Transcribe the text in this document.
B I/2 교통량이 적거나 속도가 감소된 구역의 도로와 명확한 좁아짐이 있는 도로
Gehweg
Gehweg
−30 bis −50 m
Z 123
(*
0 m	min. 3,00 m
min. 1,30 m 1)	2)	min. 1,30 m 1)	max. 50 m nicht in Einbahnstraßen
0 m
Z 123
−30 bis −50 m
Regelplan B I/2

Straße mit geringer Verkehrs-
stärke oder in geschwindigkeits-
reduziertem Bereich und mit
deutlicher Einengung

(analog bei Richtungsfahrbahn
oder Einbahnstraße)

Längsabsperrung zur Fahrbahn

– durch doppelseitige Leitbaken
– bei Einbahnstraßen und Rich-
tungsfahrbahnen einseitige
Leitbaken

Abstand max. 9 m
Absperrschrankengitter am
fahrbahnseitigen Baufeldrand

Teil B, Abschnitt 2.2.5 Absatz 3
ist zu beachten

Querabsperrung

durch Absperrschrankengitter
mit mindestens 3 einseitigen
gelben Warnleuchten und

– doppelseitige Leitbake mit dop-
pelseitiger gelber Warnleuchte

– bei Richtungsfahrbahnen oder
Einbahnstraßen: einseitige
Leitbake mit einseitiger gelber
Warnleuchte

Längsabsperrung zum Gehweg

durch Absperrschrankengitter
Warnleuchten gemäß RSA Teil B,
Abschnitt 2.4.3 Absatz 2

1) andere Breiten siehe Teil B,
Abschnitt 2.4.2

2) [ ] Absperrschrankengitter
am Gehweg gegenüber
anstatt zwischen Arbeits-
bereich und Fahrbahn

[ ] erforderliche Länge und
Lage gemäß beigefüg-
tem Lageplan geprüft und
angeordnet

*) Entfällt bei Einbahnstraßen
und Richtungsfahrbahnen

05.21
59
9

---+---

Extract the complete listing above, reproducing each line exactly.

Transcribe the text in this document.
B I/2 교통량이 적거나 속도가 감소된 구역의 도로와 명확한 좁아짐이 있는 도로
Gehweg
Gehweg
−30 bis −50 m
Z 123
(*
0 m	min. 3,00 m
min. 1,30 m 1)	2)	min. 1,30 m 1)	max. 50 m nicht in Einbahnstraßen
0 m
Z 123
−30 bis −50 m
Regelplan B I/2

Straße mit geringer Verkehrs-
stärke oder in geschwindigkeits-
reduziertem Bereich und mit
deutlicher Einengung

(analog bei Richtungsfahrbahn
oder Einbahnstraße)

Längsabsperrung zur Fahrbahn

– durch doppelseitige Leitbaken
– bei Einbahnstraßen und Rich-
tungsfahrbahnen einseitige
Leitbaken

Abstand max. 9 m
Absperrschrankengitter am
fahrbahnseitigen Baufeldrand

Teil B, Abschnitt 2.2.5 Absatz 3
ist zu beachten

Querabsperrung

durch Absperrschrankengitter
mit mindestens 3 einseitigen
gelben Warnleuchten und

– doppelseitige Leitbake mit dop-
pelseitiger gelber Warnleuchte

– bei Richtungsfahrbahnen oder
Einbahnstraßen: einseitige
Leitbake mit einseitiger gelber
Warnleuchte

Längsabsperrung zum Gehweg

durch Absperrschrankengitter
Warnleuchten gemäß RSA Teil B,
Abschnitt 2.4.3 Absatz 2

1) andere Breiten siehe Teil B,
Abschnitt 2.4.2

2) [ ] Absperrschrankengitter
am Gehweg gegenüber
anstatt zwischen Arbeits-
bereich und Fahrbahn

[ ] erforderliche Länge und
Lage gemäß beigefüg-
tem Lageplan geprüft und
angeordnet

*) Entfällt bei Einbahnstraßen
und Richtungsfahrbahnen

05.21
59
9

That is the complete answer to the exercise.